───── Page text
I am a neuroscience researcher in Princeton University’s Princeton Neuroscience Institute. My research has empirical, theoretical and technical foci. Much of my recent research has focused on decision making, which is important for understanding of the brain and behavior, but also other statistical disciplines. For instance, much effort in the tech industry and corporate finance has gone into optimizing multi-arm bandit problems that are similar to ones we have investigated. These problems arise whenever one has finite resources to invest in multiple incompletely understood opportunities (but will learn more about their payoffs in the future). My colleagues and I have studied how well people optimize such problems. We have attempted to use peoples’ corresponding brain dynamics to infer how they try to find optimal solutions. Other related work has looked at how the brain’s reward system, which underpins decision-making, interacts with executive function. This body of work has been funded by the National Institute of Health and the Templeton Foundation.
Interest in optimality extends to a completely different domain. I have had a long-standing interest in neural and phenomenological dynamics associated with advanced meditation practice. Towards that end my colleagues and I have compiled a database comprising of around 25 different measures of “adept” Tibetan Buddhist meditators and matched controls. More recently we have extended this to experienced meditators with a Christian background. Although typical descriptions of meditation imply that it is an activity on which the mind must focus its resources, I am interested in the possibility that common forms of meditation, when well-practiced, reduce overall mental load. More specifically, might meditation de-noise neuronal signal processing and optimize performance? Much of this work has been funded by or otherwise has been in conjunction with the Mind and Life Institute.
As a former Microsoft Program Manager I bring a technical perspective to my work. Much effort in recent years has gone into understanding simultaneously-collected functional MRI (fMRI) and electroencephalographic (EEG) data. This has been a challenged area. There remain important opportunities for innovation. For instance, movement of any kind, even very subtle movement, in the scanner’s magnetic field buries signals from the brain in unwanted and statistically misbehaving noise. Towards improving upon this problem, I have been implementing a method of separating the brain-derived signal and noise with a multi-step machine learning algorithm (and lots of resources on Princeton’s high-performance computing cluster).
In recent years I have also studied the application of functional programming to scientific computation. I have interest in developing a new analysis platform that would run faster, be less bug-prone, and be easier to implement than current widely-used tools.
I also co-teach a graduate-level course on human neuroimaging.
──────────
* **Exercise set**
1 > In the research statement, which two funders are named for the work on decision making?
2 > Using the research statement, explain why the researcher is implementing a multi-step machine learning method for simultaneously collected fMRI and EEG data.
3 > Translate this sentence from the research statement into Spanish: "I also co-teach a graduate-level course on human neuroimaging."
Answer from the research statement alone.
───── Extracted records
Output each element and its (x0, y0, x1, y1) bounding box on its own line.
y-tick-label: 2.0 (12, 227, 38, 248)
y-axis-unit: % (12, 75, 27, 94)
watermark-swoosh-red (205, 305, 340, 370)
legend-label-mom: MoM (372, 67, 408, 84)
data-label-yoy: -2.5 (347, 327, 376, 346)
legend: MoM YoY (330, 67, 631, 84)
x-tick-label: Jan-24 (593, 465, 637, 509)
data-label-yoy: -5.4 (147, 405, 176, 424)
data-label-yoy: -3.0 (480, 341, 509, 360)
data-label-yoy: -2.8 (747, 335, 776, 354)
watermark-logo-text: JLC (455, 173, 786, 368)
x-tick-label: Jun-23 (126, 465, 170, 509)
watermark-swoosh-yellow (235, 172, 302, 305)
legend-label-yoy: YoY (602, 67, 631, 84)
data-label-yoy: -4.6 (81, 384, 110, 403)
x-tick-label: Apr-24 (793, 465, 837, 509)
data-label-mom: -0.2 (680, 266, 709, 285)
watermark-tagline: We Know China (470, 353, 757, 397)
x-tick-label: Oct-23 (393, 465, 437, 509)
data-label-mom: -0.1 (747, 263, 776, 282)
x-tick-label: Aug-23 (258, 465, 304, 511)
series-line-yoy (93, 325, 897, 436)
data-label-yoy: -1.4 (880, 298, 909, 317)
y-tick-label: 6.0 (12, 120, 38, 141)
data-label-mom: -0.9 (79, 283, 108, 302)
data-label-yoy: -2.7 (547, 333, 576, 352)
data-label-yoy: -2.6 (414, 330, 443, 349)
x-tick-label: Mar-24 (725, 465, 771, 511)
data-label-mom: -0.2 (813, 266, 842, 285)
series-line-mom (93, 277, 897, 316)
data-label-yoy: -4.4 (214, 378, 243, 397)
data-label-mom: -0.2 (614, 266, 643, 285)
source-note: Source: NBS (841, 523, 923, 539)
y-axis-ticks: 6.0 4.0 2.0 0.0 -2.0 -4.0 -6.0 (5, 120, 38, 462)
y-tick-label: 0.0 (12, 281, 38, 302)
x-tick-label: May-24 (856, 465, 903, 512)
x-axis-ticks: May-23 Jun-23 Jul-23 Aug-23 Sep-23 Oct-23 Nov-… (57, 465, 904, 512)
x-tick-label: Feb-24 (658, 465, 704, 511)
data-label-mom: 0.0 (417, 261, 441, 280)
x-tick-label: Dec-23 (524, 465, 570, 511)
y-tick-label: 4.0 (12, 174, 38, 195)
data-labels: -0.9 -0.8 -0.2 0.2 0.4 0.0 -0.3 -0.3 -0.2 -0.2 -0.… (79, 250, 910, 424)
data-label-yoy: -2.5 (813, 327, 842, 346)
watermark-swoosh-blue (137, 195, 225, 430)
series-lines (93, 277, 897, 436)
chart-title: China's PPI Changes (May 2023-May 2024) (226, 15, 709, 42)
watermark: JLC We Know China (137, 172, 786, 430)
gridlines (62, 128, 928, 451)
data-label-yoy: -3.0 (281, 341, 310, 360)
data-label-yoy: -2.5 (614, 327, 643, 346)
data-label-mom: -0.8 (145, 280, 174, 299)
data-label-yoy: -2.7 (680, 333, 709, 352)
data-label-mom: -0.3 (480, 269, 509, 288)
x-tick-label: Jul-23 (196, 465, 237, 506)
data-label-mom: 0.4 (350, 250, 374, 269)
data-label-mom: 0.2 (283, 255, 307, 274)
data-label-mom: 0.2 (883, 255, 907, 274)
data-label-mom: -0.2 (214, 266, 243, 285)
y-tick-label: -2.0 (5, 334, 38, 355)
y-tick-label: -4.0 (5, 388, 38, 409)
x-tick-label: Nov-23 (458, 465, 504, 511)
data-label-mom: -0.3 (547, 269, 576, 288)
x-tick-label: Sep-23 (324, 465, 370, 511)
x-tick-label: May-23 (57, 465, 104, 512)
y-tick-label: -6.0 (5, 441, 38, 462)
──────────
* **Results by task**
1 > The National Institute of Health and the Templeton Foundation.

2 > Any movement in the scanner's magnetic field, even very subtle movement, buries the signals from the brain in unwanted and statistically misbehaving noise. The machine learning method is meant to separate the brain-derived signal from that noise.

3 > También imparto en colaboración un curso de posgrado sobre neuroimagen humana.